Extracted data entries
* BEGIN *
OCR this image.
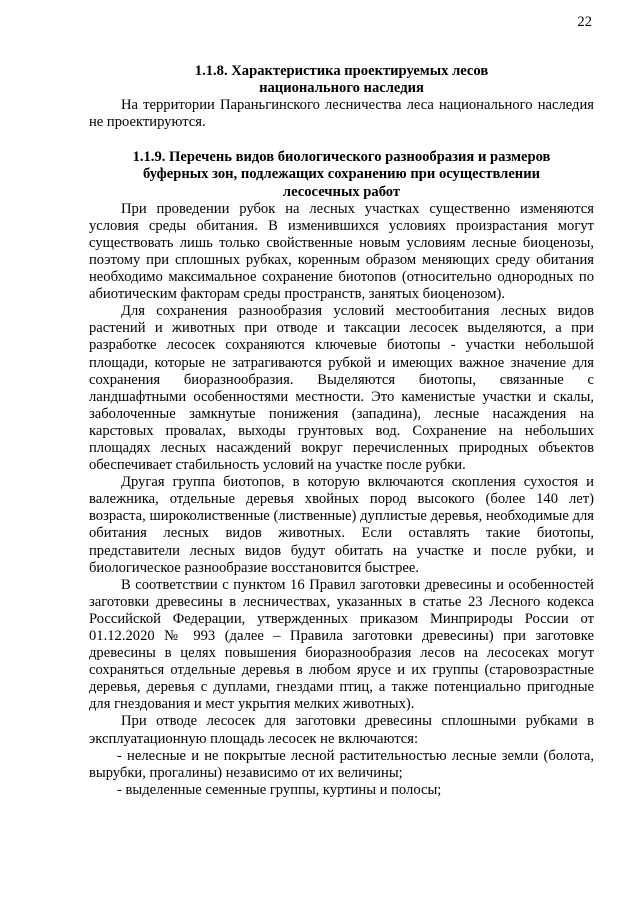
22
1.1.8. Характеристика проектируемых лесов
национального наследия

На территории Параньгинского лесничества леса национального наследия не проектируются.

1.1.9. Перечень видов биологического разнообразия и размеров
буферных зон, подлежащих сохранению при осуществлении
лесосечных работ

При проведении рубок на лесных участках существенно изменяются условия среды обитания. В изменившихся условиях произрастания могут существовать лишь только свойственные новым условиям лесные биоценозы, поэтому при сплошных рубках, коренным образом меняющих среду обитания необходимо максимальное сохранение биотопов (относительно однородных по абиотическим факторам среды пространств, занятых биоценозом).

Для сохранения разнообразия условий местообитания лесных видов растений и животных при отводе и таксации лесосек выделяются, а при разработке лесосек сохраняются ключевые биотопы - участки небольшой площади, которые не затрагиваются рубкой и имеющих важное значение для сохранения биоразнообразия. Выделяются биотопы, связанные с ландшафтными особенностями местности. Это каменистые участки и скалы, заболоченные замкнутые понижения (западина), лесные насаждения на карстовых провалах, выходы грунтовых вод. Сохранение на небольших площадях лесных насаждений вокруг перечисленных природных объектов обеспечивает стабильность условий на участке после рубки.

Другая группа биотопов, в которую включаются скопления сухостоя и валежника, отдельные деревья хвойных пород высокого (более 140 лет) возраста, широколиственные (лиственные) дуплистые деревья, необходимые для обитания лесных видов животных. Если оставлять такие биотопы, представители лесных видов будут обитать на участке и после рубки, и биологическое разнообразие восстановится быстрее.

В соответствии с пунктом 16 Правил заготовки древесины и особенностей заготовки древесины в лесничествах, указанных в статье 23 Лесного кодекса Российской Федерации, утвержденных приказом Минприроды России от 01.12.2020 № 993 (далее – Правила заготовки древесины) при заготовке древесины в целях повышения биоразнообразия лесов на лесосеках могут сохраняться отдельные деревья в любом ярусе и их группы (старовозрастные деревья, деревья с дуплами, гнездами птиц, а также потенциально пригодные для гнездования и мест укрытия мелких животных).

При отводе лесосек для заготовки древесины сплошными рубками в эксплуатационную площадь лесосек не включаются:

- нелесные и не покрытые лесной растительностью лесные земли (болота, вырубки, прогалины) независимо от их величины;

- выделенные семенные группы, куртины и полосы;
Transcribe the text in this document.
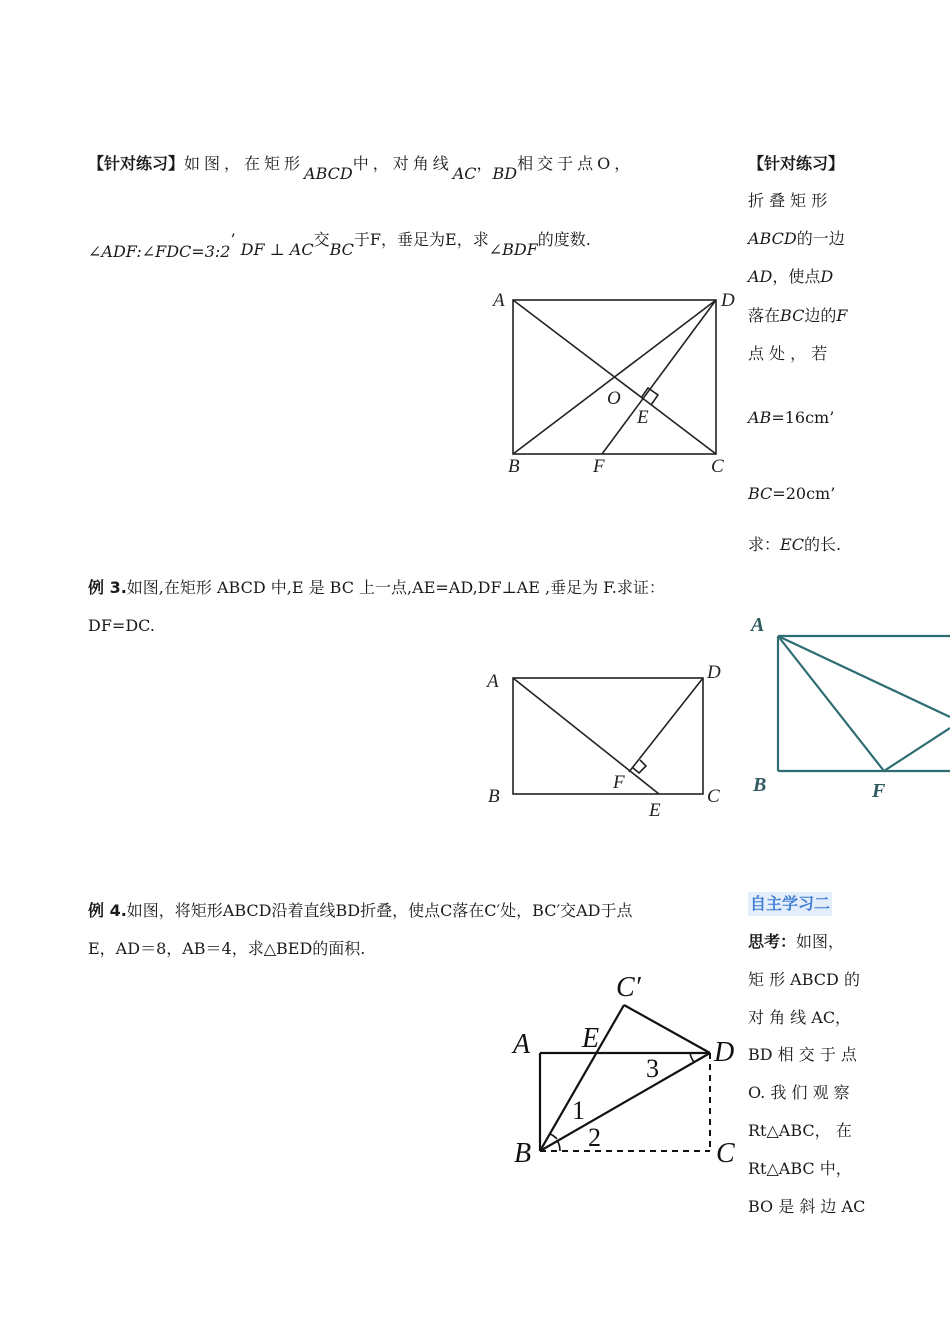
【针对练习】如图，在矩形ABCD中，对角线AC，BD相交于点O，
∠ADF:∠FDC=3:2’ DF ⊥ AC交BC于F，垂足为E，求∠BDF的度数.
A	D
B	C
F
O
E
A	D
B	C
F
E
A E
C′
D
B	C
1
2
3
A
B	F
例 3.如图,在矩形 ABCD 中,E 是 BC 上一点,AE=AD,DF⊥AE ,垂足为 F.求证：
DF=DC.
例 4.如图，将矩形ABCD沿着直线BD折叠，使点C落在C′处，BC′交AD于点
E，AD＝8，AB＝4，求△BED的面积.
【针对练习】
折 叠 矩 形
ABCD的一边
AD，使点D
落在BC边的F
点 处 ， 若
AB=16cm’
BC=20cm’
求：EC的长.
自主学习二
思考：如图，
矩 形 ABCD 的
对 角 线 AC，
BD 相 交 于 点
O. 我 们 观 察
Rt△ABC， 在
Rt△ABC 中，
BO 是 斜 边 AC
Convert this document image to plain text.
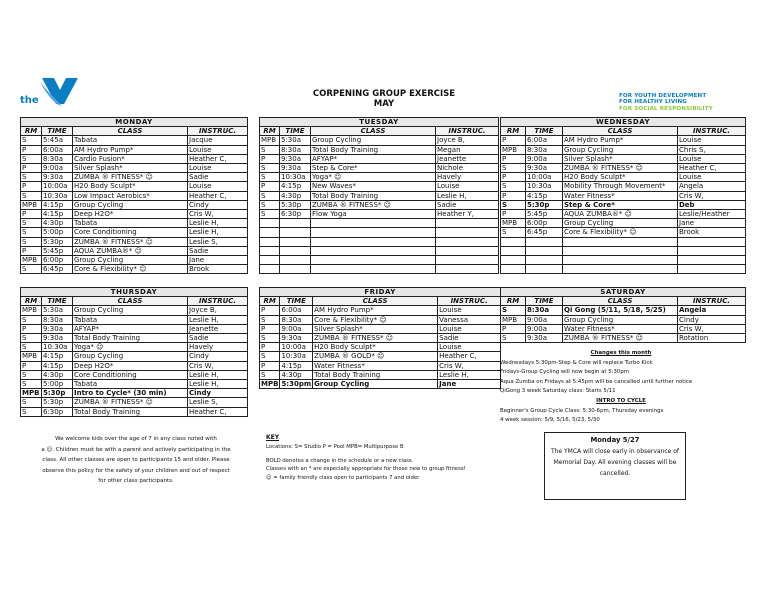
the
CORPENING GROUP EXERCISE
MAY
FOR YOUTH DEVELOPMENT
FOR HEALTHY LIVING
FOR SOCIAL RESPONSIBILITY
MONDAY			
RM	TIME	CLASS	INSTRUC.
S	5:45a	Tabata	Jacque
P	6:00a	AM Hydro Pump*	Louise
S	8:30a	Cardio Fusion*	Heather C,
P	9:00a	Silver Splash*	Louise
S	9:30a	ZUMBA ® FITNESS* ☺	Sadie
P	10:00a	H20 Body Sculpt*	Louise
S	10:30a	Low Impact Aerobics*	Heather C,
MPB	4:15p	Group Cycling	Cindy
P	4:15p	Deep H2O*	Cris W,
S	4:30p	Tabata	Leslie H,
S	5:00p	Core Conditioning	Leslie H,
S	5:30p	ZUMBA ® FITNESS* ☺	Leslie S,
P	5:45p	AQUA ZUMBA®* ☺	Sadie
MPB	6:00p	Group Cycling	Jane
S	6:45p	Core & Flexibility* ☺	Brook
TUESDAY			
RM	TIME	CLASS	INSTRUC.
MPB	5:30a	Group Cycling	Joyce B,
S	8:30a	Total Body Training	Megan
P	9:30a	AFYAP*	Jeanette
S	9:30a	Step & Core*	Nichole
S	10:30a	Yoga* ☺	Havely
P	4:15p	New Waves*	Louise
S	4:30p	Total Body Training	Leslie H,
S	5:30p	ZUMBA ® FITNESS* ☺	Sadie
S	6:30p	Flow Yoga	Heather Y,

WEDNESDAY			
RM	TIME	CLASS	INSTRUC.
P	6:00a	AM Hydro Pump*	Louise
MPB	8:30a	Group Cycling	Chris S,
P	9:00a	Silver Splash*	Louise
S	9:30a	ZUMBA ® FITNESS* ☺	Heather C,
P	10:00a	H20 Body Sculpt*	Louise
S	10:30a	Mobility Through Movement*	Angela
P	4:15p	Water Fitness*	Cris W,
S	5:30p	Step & Core*	Deb
P	5:45p	AQUA ZUMBA®* ☺	Leslie/Heather
MPB	6:00p	Group Cycling	Jane
S	6:45p	Core & Flexibility* ☺	Brook

THURSDAY			
RM	TIME	CLASS	INSTRUC.
MPB	5:30a	Group Cycling	Joyce B,
S	8:30a	Tabata	Leslie H,
P	9:30a	AFYAP*	Jeanette
S	9:30a	Total Body Training	Sadie
S	10:30a	Yoga* ☺	Havely
MPB	4:15p	Group Cycling	Cindy
P	4:15p	Deep H2O*	Cris W,
S	4:30p	Core Conditioning	Leslie H,
S	5:00p	Tabata	Leslie H,
MPB	5:30p	Intro to Cycle* (30 min)	Cindy
S	5:30p	ZUMBA ® FITNESS* ☺	Leslie S,
S	6:30p	Total Body Training	Heather C,
FRIDAY			
RM	TIME	CLASS	INSTRUC.
P	6:00a	AM Hydro Pump*	Louise
S	8:30a	Core & Flexibility* ☺	Vanessa
P	9:00a	Silver Splash*	Louise
S	9:30a	ZUMBA ® FITNESS* ☺	Sadie
P	10:00a	H20 Body Sculpt*	Louise
S	10:30a	ZUMBA ® GOLD* ☺	Heather C,
P	4:15p	Water Fitness*	Cris W,
S	4:30p	Total Body Training	Leslie H,
MPB	5:30pm	Group Cycling	Jane
SATURDAY			
RM	TIME	CLASS	INSTRUC.
S	8:30a	Qi Gong (5/11, 5/18, 5/25)	Angela
MPB	9:00a	Group Cycling	Cindy
P	9:00a	Water Fitness*	Cris W,
S	9:30a	ZUMBA ® FITNESS* ☺	Rotation
Changes this month
Wednesdays 5:30pm-Step & Core will replace Turbo Kick
Fridays-Group Cycling will now begin at 5:30pm
Aqua Zumba on Fridays at 5:45pm will be cancelled until further notice
QiGong 3 week Saturday class: Starts 5/11
INTRO TO CYCLE
Beginner's Group Cycle Class: 5:30-6pm, Thursday evenings
4 week session: 5/9, 5/16, 5/23, 5/30
We welcome kids over the age of 7 in any class noted with
a ☺. Children must be with a parent and actively participating in the
class. All other classes are open to participants 15 and older. Please
observe this policy for the safety of your children and out of respect
for other class participants.
KEY
Locations: S= Studio P = Pool MPB= Multipurpose B
BOLD denotes a change in the schedule or a new class.
Classes with an * are especially appropriate for those new to group fitness!
☺ = family friendly class open to participants 7 and older
Monday 5/27
The YMCA will close early in observance of
Memorial Day. All evening classes will be
cancelled.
* END *
*REQUIRED WORK*
Reproduce the full material exactly, excluding the pictures.

*SOLUTION TO THIS TASK*
OCR this image.
22
1.1.8. Характеристика проектируемых лесов
национального наследия

На территории Параньгинского лесничества леса национального наследия не проектируются.

1.1.9. Перечень видов биологического разнообразия и размеров
буферных зон, подлежащих сохранению при осуществлении
лесосечных работ

При проведении рубок на лесных участках существенно изменяются условия среды обитания. В изменившихся условиях произрастания могут существовать лишь только свойственные новым условиям лесные биоценозы, поэтому при сплошных рубках, коренным образом меняющих среду обитания необходимо максимальное сохранение биотопов (относительно однородных по абиотическим факторам среды пространств, занятых биоценозом).

Для сохранения разнообразия условий местообитания лесных видов растений и животных при отводе и таксации лесосек выделяются, а при разработке лесосек сохраняются ключевые биотопы - участки небольшой площади, которые не затрагиваются рубкой и имеющих важное значение для сохранения биоразнообразия. Выделяются биотопы, связанные с ландшафтными особенностями местности. Это каменистые участки и скалы, заболоченные замкнутые понижения (западина), лесные насаждения на карстовых провалах, выходы грунтовых вод. Сохранение на небольших площадях лесных насаждений вокруг перечисленных природных объектов обеспечивает стабильность условий на участке после рубки.

Другая группа биотопов, в которую включаются скопления сухостоя и валежника, отдельные деревья хвойных пород высокого (более 140 лет) возраста, широколиственные (лиственные) дуплистые деревья, необходимые для обитания лесных видов животных. Если оставлять такие биотопы, представители лесных видов будут обитать на участке и после рубки, и биологическое разнообразие восстановится быстрее.

В соответствии с пунктом 16 Правил заготовки древесины и особенностей заготовки древесины в лесничествах, указанных в статье 23 Лесного кодекса Российской Федерации, утвержденных приказом Минприроды России от 01.12.2020 № 993 (далее – Правила заготовки древесины) при заготовке древесины в целях повышения биоразнообразия лесов на лесосеках могут сохраняться отдельные деревья в любом ярусе и их группы (старовозрастные деревья, деревья с дуплами, гнездами птиц, а также потенциально пригодные для гнездования и мест укрытия мелких животных).

При отводе лесосек для заготовки древесины сплошными рубками в эксплуатационную площадь лесосек не включаются:

- нелесные и не покрытые лесной растительностью лесные земли (болота, вырубки, прогалины) независимо от их величины;

- выделенные семенные группы, куртины и полосы;
Transcribe the text in this document.
【针对练习】如图，在矩形ABCD中，对角线AC，BD相交于点O，
∠ADF:∠FDC=3:2’ DF ⊥ AC交BC于F，垂足为E，求∠BDF的度数.
A	D
B	C
F
O
E
A	D
B	C
F
E
A E
C′
D
B	C
1
2
3
A
B	F
例 3.如图,在矩形 ABCD 中,E 是 BC 上一点,AE=AD,DF⊥AE ,垂足为 F.求证：
DF=DC.
例 4.如图，将矩形ABCD沿着直线BD折叠，使点C落在C′处，BC′交AD于点
E，AD＝8，AB＝4，求△BED的面积.
【针对练习】
折 叠 矩 形
ABCD的一边
AD，使点D
落在BC边的F
点 处 ， 若
AB=16cm’
BC=20cm’
求：EC的长.
自主学习二
思考：如图，
矩 形 ABCD 的
对 角 线 AC，
BD 相 交 于 点
O. 我 们 观 察
Rt△ABC， 在
Rt△ABC 中，
BO 是 斜 边 AC
Convert this document image to plain text.
the
CORPENING GROUP EXERCISE
MAY
FOR YOUTH DEVELOPMENT
FOR HEALTHY LIVING
FOR SOCIAL RESPONSIBILITY
MONDAY			
RM	TIME	CLASS	INSTRUC.
S	5:45a	Tabata	Jacque
P	6:00a	AM Hydro Pump*	Louise
S	8:30a	Cardio Fusion*	Heather C,
P	9:00a	Silver Splash*	Louise
S	9:30a	ZUMBA ® FITNESS* ☺	Sadie
P	10:00a	H20 Body Sculpt*	Louise
S	10:30a	Low Impact Aerobics*	Heather C,
MPB	4:15p	Group Cycling	Cindy
P	4:15p	Deep H2O*	Cris W,
S	4:30p	Tabata	Leslie H,
S	5:00p	Core Conditioning	Leslie H,
S	5:30p	ZUMBA ® FITNESS* ☺	Leslie S,
P	5:45p	AQUA ZUMBA®* ☺	Sadie
MPB	6:00p	Group Cycling	Jane
S	6:45p	Core & Flexibility* ☺	Brook
TUESDAY			
RM	TIME	CLASS	INSTRUC.
MPB	5:30a	Group Cycling	Joyce B,
S	8:30a	Total Body Training	Megan
P	9:30a	AFYAP*	Jeanette
S	9:30a	Step & Core*	Nichole
S	10:30a	Yoga* ☺	Havely
P	4:15p	New Waves*	Louise
S	4:30p	Total Body Training	Leslie H,
S	5:30p	ZUMBA ® FITNESS* ☺	Sadie
S	6:30p	Flow Yoga	Heather Y,

WEDNESDAY			
RM	TIME	CLASS	INSTRUC.
P	6:00a	AM Hydro Pump*	Louise
MPB	8:30a	Group Cycling	Chris S,
P	9:00a	Silver Splash*	Louise
S	9:30a	ZUMBA ® FITNESS* ☺	Heather C,
P	10:00a	H20 Body Sculpt*	Louise
S	10:30a	Mobility Through Movement*	Angela
P	4:15p	Water Fitness*	Cris W,
S	5:30p	Step & Core*	Deb
P	5:45p	AQUA ZUMBA®* ☺	Leslie/Heather
MPB	6:00p	Group Cycling	Jane
S	6:45p	Core & Flexibility* ☺	Brook

THURSDAY			
RM	TIME	CLASS	INSTRUC.
MPB	5:30a	Group Cycling	Joyce B,
S	8:30a	Tabata	Leslie H,
P	9:30a	AFYAP*	Jeanette
S	9:30a	Total Body Training	Sadie
S	10:30a	Yoga* ☺	Havely
MPB	4:15p	Group Cycling	Cindy
P	4:15p	Deep H2O*	Cris W,
S	4:30p	Core Conditioning	Leslie H,
S	5:00p	Tabata	Leslie H,
MPB	5:30p	Intro to Cycle* (30 min)	Cindy
S	5:30p	ZUMBA ® FITNESS* ☺	Leslie S,
S	6:30p	Total Body Training	Heather C,
FRIDAY			
RM	TIME	CLASS	INSTRUC.
P	6:00a	AM Hydro Pump*	Louise
S	8:30a	Core & Flexibility* ☺	Vanessa
P	9:00a	Silver Splash*	Louise
S	9:30a	ZUMBA ® FITNESS* ☺	Sadie
P	10:00a	H20 Body Sculpt*	Louise
S	10:30a	ZUMBA ® GOLD* ☺	Heather C,
P	4:15p	Water Fitness*	Cris W,
S	4:30p	Total Body Training	Leslie H,
MPB	5:30pm	Group Cycling	Jane
SATURDAY			
RM	TIME	CLASS	INSTRUC.
S	8:30a	Qi Gong (5/11, 5/18, 5/25)	Angela
MPB	9:00a	Group Cycling	Cindy
P	9:00a	Water Fitness*	Cris W,
S	9:30a	ZUMBA ® FITNESS* ☺	Rotation
Changes this month
Wednesdays 5:30pm-Step & Core will replace Turbo Kick
Fridays-Group Cycling will now begin at 5:30pm
Aqua Zumba on Fridays at 5:45pm will be cancelled until further notice
QiGong 3 week Saturday class: Starts 5/11
INTRO TO CYCLE
Beginner's Group Cycle Class: 5:30-6pm, Thursday evenings
4 week session: 5/9, 5/16, 5/23, 5/30
We welcome kids over the age of 7 in any class noted with
a ☺. Children must be with a parent and actively participating in the
class. All other classes are open to participants 15 and older. Please
observe this policy for the safety of your children and out of respect
for other class participants.
KEY
Locations: S= Studio P = Pool MPB= Multipurpose B
BOLD denotes a change in the schedule or a new class.
Classes with an * are especially appropriate for those new to group fitness!
☺ = family friendly class open to participants 7 and older
Monday 5/27
The YMCA will close early in observance of
Memorial Day. All evening classes will be
cancelled.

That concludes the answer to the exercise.